--- START ---
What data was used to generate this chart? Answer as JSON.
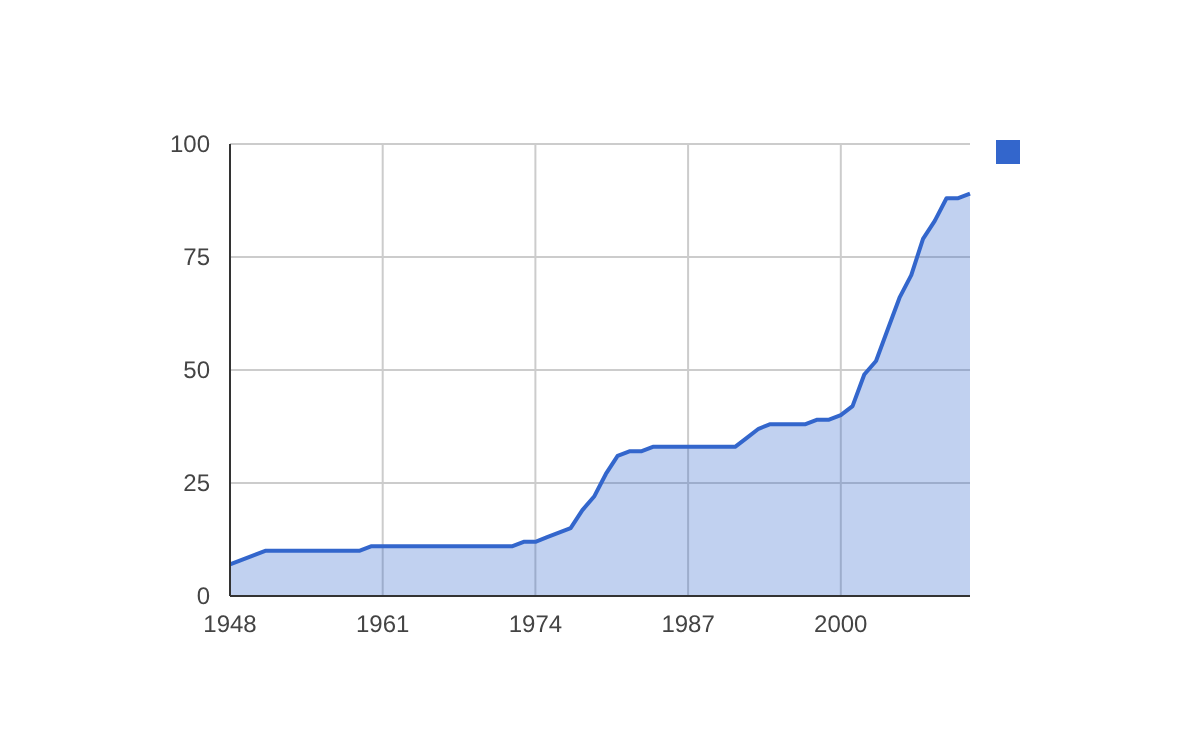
{
  "chart_data": {
    "type": "area",
    "x": [
      1948,
      1949,
      1950,
      1951,
      1952,
      1953,
      1954,
      1955,
      1956,
      1957,
      1958,
      1959,
      1960,
      1961,
      1962,
      1963,
      1964,
      1965,
      1966,
      1967,
      1968,
      1969,
      1970,
      1971,
      1972,
      1973,
      1974,
      1975,
      1976,
      1977,
      1978,
      1979,
      1980,
      1981,
      1982,
      1983,
      1984,
      1985,
      1986,
      1987,
      1988,
      1989,
      1990,
      1991,
      1992,
      1993,
      1994,
      1995,
      1996,
      1997,
      1998,
      1999,
      2000,
      2001,
      2002,
      2003,
      2004,
      2005,
      2006,
      2007,
      2008,
      2009,
      2010,
      2011
    ],
    "series": [
      {
        "color": "#3366cc",
        "values": [
          7,
          8,
          9,
          10,
          10,
          10,
          10,
          10,
          10,
          10,
          10,
          10,
          11,
          11,
          11,
          11,
          11,
          11,
          11,
          11,
          11,
          11,
          11,
          11,
          11,
          12,
          12,
          13,
          14,
          15,
          19,
          22,
          27,
          31,
          32,
          32,
          33,
          33,
          33,
          33,
          33,
          33,
          33,
          33,
          35,
          37,
          38,
          38,
          38,
          38,
          39,
          39,
          40,
          42,
          49,
          52,
          59,
          66,
          71,
          79,
          83,
          88,
          88,
          89
        ]
      }
    ],
    "xlim": [
      1948,
      2011
    ],
    "xticks": [
      1948,
      1961,
      1974,
      1987,
      2000
    ],
    "ylim": [
      0,
      100
    ],
    "yticks": [
      0,
      25,
      50,
      75,
      100
    ],
    "grid": true
  }
}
--- END ---
Exercise prompt: Leave out the pictures and print each record exactly as it stands.

Task response:
What data was used to generate this chart? Answer as JSON.
{
  "chart_data": {
    "type": "area",
    "x": [
      1948,
      1949,
      1950,
      1951,
      1952,
      1953,
      1954,
      1955,
      1956,
      1957,
      1958,
      1959,
      1960,
      1961,
      1962,
      1963,
      1964,
      1965,
      1966,
      1967,
      1968,
      1969,
      1970,
      1971,
      1972,
      1973,
      1974,
      1975,
      1976,
      1977,
      1978,
      1979,
      1980,
      1981,
      1982,
      1983,
      1984,
      1985,
      1986,
      1987,
      1988,
      1989,
      1990,
      1991,
      1992,
      1993,
      1994,
      1995,
      1996,
      1997,
      1998,
      1999,
      2000,
      2001,
      2002,
      2003,
      2004,
      2005,
      2006,
      2007,
      2008,
      2009,
      2010,
      2011
    ],
    "series": [
      {
        "color": "#3366cc",
        "values": [
          7,
          8,
          9,
          10,
          10,
          10,
          10,
          10,
          10,
          10,
          10,
          10,
          11,
          11,
          11,
          11,
          11,
          11,
          11,
          11,
          11,
          11,
          11,
          11,
          11,
          12,
          12,
          13,
          14,
          15,
          19,
          22,
          27,
          31,
          32,
          32,
          33,
          33,
          33,
          33,
          33,
          33,
          33,
          33,
          35,
          37,
          38,
          38,
          38,
          38,
          39,
          39,
          40,
          42,
          49,
          52,
          59,
          66,
          71,
          79,
          83,
          88,
          88,
          89
        ]
      }
    ],
    "xlim": [
      1948,
      2011
    ],
    "xticks": [
      1948,
      1961,
      1974,
      1987,
      2000
    ],
    "ylim": [
      0,
      100
    ],
    "yticks": [
      0,
      25,
      50,
      75,
      100
    ],
    "grid": true
  }
}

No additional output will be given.